(Annotated element listings)
━━━━━━
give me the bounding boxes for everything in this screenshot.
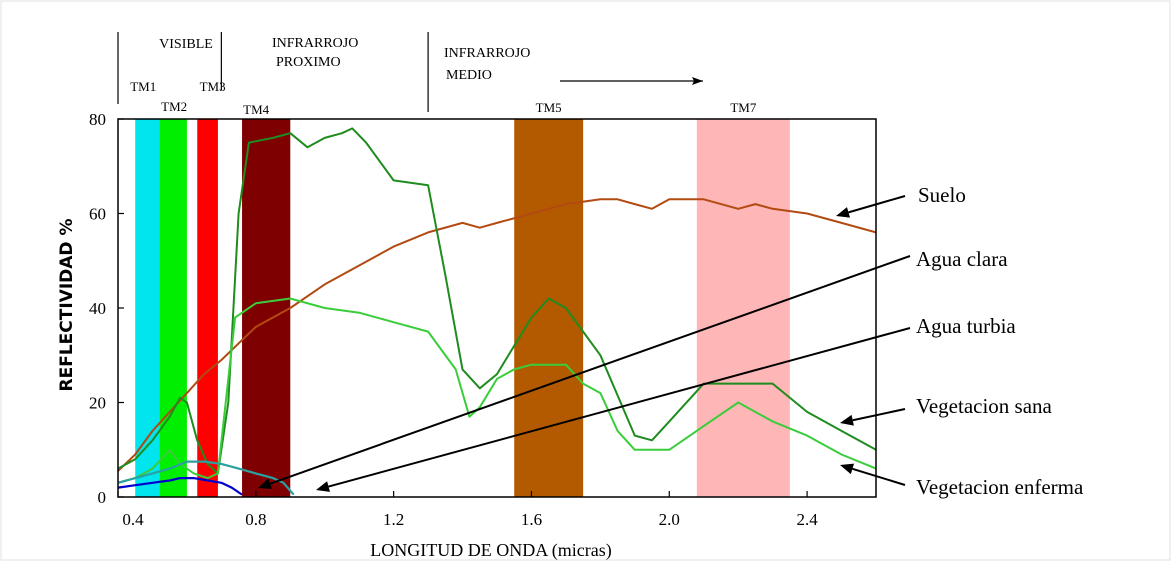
arrow-vegetacion-sana	[852, 408, 906, 422]
region-label-mir-1: INFRARROJO	[444, 46, 530, 61]
y-tick-label: 80	[89, 110, 106, 129]
series-agua-clara	[117, 477, 243, 496]
series-vegetacion-sana	[117, 127, 877, 475]
band-label-tm5: TM5	[536, 100, 562, 115]
series-layer	[117, 127, 877, 496]
band-label-tm4: TM4	[243, 102, 270, 117]
region-label-nir-2: PROXIMO	[276, 55, 341, 70]
arrow-agua-turbia	[328, 327, 911, 488]
y-tick-label: 0	[98, 488, 107, 507]
arrow-agua-clara	[269, 255, 911, 485]
arrow-vegetacion-enferma	[852, 467, 906, 486]
x-tick-label: 2.0	[659, 510, 680, 529]
band-tm1	[135, 119, 160, 497]
axes-layer: 0.4 0.8 1.2 1.6 2.0 2.4 0 20 40 60 80	[89, 110, 818, 529]
band-tm2	[159, 119, 187, 497]
annotation-agua-clara: Agua clara	[916, 247, 1008, 271]
x-tick-label: 2.4	[796, 510, 818, 529]
arrowhead-agua-turbia	[316, 481, 330, 492]
region-label-mir-2: MEDIO	[446, 68, 492, 83]
y-tick-label: 60	[89, 205, 106, 224]
region-label-visible: VISIBLE	[159, 37, 213, 52]
region-label-nir-1: INFRARROJO	[272, 36, 358, 51]
arrowhead-vegetacion-enferma	[840, 463, 855, 475]
series-suelo	[117, 198, 877, 472]
y-tick-label: 40	[89, 299, 106, 318]
y-tick-label: 20	[89, 394, 106, 413]
x-tick-label: 1.2	[383, 510, 404, 529]
band-label-tm7: TM7	[730, 100, 757, 115]
series-vegetacion-enferma	[117, 297, 877, 484]
x-tick-label: 0.8	[245, 510, 266, 529]
band-tm5	[514, 119, 584, 497]
y-axis-label: REFLECTIVIDAD %	[57, 219, 77, 392]
band-tm3	[197, 119, 218, 497]
arrowhead-suelo	[836, 207, 851, 218]
band-label-tm2: TM2	[161, 99, 187, 114]
series-agua-turbia	[117, 460, 295, 496]
band-tm7	[696, 119, 790, 497]
band-label-tm1: TM1	[130, 79, 156, 94]
annotation-vegetacion-sana: Vegetacion sana	[916, 394, 1053, 418]
x-axis-label: LONGITUD DE ONDA (micras)	[370, 540, 611, 561]
mir-arrow-head	[692, 77, 703, 85]
x-tick-label: 1.6	[521, 510, 542, 529]
band-label-tm3: TM3	[200, 79, 226, 94]
annotation-suelo: Suelo	[918, 183, 966, 207]
arrow-suelo	[848, 195, 906, 214]
region-layer: VISIBLE INFRARROJO PROXIMO INFRARROJO MEDIO	[117, 32, 703, 112]
annotation-vegetacion-enferma: Vegetacion enferma	[916, 475, 1084, 499]
annotation-agua-turbia: Agua turbia	[916, 314, 1016, 338]
annotation-layer: Suelo Agua clara Agua turbia Vegetacion san…	[258, 183, 1084, 499]
arrowhead-vegetacion-sana	[840, 414, 854, 426]
arrowhead-agua-clara	[258, 478, 273, 489]
x-tick-label: 0.4	[122, 510, 144, 529]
━━━━━━
### WRITTEN TASK
Please gather every line in the entries above that contains the string "arrowhead".

### THE RESULT
arrowhead-agua-turbia	[316, 481, 330, 492]
arrowhead-vegetacion-enferma	[840, 463, 855, 475]
arrowhead-suelo	[836, 207, 851, 218]
arrowhead-vegetacion-sana	[840, 414, 854, 426]
arrowhead-agua-clara	[258, 478, 273, 489]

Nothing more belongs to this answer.